A block of data:
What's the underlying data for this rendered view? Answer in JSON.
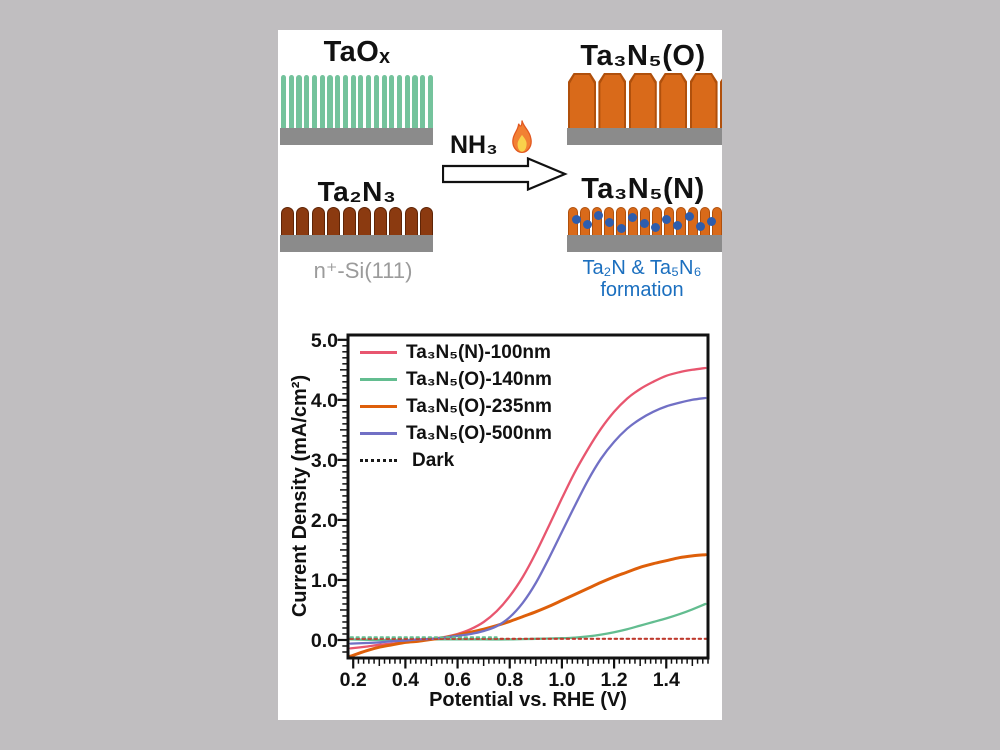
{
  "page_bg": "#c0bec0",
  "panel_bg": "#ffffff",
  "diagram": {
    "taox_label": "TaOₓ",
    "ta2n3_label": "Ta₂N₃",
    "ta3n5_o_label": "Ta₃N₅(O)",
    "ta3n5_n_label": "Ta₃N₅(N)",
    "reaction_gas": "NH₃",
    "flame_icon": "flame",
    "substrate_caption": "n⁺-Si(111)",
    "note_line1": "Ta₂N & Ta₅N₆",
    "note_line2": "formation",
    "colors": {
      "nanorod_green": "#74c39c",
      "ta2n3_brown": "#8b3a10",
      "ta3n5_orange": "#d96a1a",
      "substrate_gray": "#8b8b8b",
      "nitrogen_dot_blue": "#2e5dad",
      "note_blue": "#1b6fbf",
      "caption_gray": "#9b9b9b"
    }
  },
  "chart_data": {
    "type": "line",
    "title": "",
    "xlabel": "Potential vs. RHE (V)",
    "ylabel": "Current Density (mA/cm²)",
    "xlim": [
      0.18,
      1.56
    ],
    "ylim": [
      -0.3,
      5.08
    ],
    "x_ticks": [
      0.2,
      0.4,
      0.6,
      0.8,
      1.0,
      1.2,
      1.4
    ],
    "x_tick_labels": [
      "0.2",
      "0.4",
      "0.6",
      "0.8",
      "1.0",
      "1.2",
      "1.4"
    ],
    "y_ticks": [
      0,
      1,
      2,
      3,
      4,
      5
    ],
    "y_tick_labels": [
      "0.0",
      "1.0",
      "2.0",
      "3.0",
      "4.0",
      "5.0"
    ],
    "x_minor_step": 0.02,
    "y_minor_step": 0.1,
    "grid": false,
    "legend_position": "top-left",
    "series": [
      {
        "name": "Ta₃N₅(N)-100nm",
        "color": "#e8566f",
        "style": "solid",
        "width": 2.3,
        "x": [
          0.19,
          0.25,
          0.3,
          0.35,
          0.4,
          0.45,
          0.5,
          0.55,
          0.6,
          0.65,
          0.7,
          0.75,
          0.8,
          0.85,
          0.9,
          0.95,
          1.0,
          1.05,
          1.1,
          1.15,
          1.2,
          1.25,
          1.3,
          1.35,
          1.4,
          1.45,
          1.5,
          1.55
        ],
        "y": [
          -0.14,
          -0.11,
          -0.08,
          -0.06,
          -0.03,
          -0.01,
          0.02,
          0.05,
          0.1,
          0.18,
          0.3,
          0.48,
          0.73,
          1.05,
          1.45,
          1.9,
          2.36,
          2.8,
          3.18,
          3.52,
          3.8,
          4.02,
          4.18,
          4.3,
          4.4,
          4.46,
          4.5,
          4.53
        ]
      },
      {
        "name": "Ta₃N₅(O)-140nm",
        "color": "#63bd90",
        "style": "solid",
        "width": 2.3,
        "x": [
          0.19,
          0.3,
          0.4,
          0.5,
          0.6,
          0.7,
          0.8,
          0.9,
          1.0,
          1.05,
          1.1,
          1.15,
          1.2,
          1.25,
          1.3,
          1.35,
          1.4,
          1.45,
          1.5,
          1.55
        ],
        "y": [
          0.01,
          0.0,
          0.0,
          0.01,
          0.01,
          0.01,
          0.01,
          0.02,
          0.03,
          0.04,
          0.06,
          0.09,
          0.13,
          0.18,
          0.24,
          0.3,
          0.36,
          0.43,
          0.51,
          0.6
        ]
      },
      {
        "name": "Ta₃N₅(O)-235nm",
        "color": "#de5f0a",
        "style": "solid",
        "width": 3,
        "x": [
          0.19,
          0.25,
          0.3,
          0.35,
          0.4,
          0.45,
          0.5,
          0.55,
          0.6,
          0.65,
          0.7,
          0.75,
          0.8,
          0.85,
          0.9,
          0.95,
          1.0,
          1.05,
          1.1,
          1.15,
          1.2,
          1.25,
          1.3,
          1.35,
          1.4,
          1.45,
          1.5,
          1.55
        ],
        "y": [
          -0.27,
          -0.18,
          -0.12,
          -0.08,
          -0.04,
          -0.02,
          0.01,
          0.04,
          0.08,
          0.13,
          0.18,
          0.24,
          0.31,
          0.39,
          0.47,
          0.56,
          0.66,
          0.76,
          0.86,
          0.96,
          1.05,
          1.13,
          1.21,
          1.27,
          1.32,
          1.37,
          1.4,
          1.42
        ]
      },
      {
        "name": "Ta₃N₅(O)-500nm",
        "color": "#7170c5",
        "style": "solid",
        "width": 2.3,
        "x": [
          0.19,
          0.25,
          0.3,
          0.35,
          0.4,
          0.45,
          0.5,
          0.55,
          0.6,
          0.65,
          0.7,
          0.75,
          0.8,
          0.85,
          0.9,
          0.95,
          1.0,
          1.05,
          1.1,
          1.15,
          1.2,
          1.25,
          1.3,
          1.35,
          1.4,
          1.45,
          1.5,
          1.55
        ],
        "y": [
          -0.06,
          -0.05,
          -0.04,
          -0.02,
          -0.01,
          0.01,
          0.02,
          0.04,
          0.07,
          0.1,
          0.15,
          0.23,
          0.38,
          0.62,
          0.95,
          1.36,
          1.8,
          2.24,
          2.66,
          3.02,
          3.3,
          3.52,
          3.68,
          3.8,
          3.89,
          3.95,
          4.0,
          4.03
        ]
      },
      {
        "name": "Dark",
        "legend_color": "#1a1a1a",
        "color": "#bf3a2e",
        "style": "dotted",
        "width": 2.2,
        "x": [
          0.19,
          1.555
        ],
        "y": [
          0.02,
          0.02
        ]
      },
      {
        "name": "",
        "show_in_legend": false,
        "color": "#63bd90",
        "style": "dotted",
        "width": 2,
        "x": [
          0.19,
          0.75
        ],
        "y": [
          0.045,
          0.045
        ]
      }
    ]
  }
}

§ **Work instructions**
In the lines above, find each one with "name" and list it.

§ **Written reply**
        "name": "Ta₃N₅(N)-100nm",
        "name": "Ta₃N₅(O)-140nm",
        "name": "Ta₃N₅(O)-235nm",
        "name": "Ta₃N₅(O)-500nm",
        "name": "Dark",
        "name": "",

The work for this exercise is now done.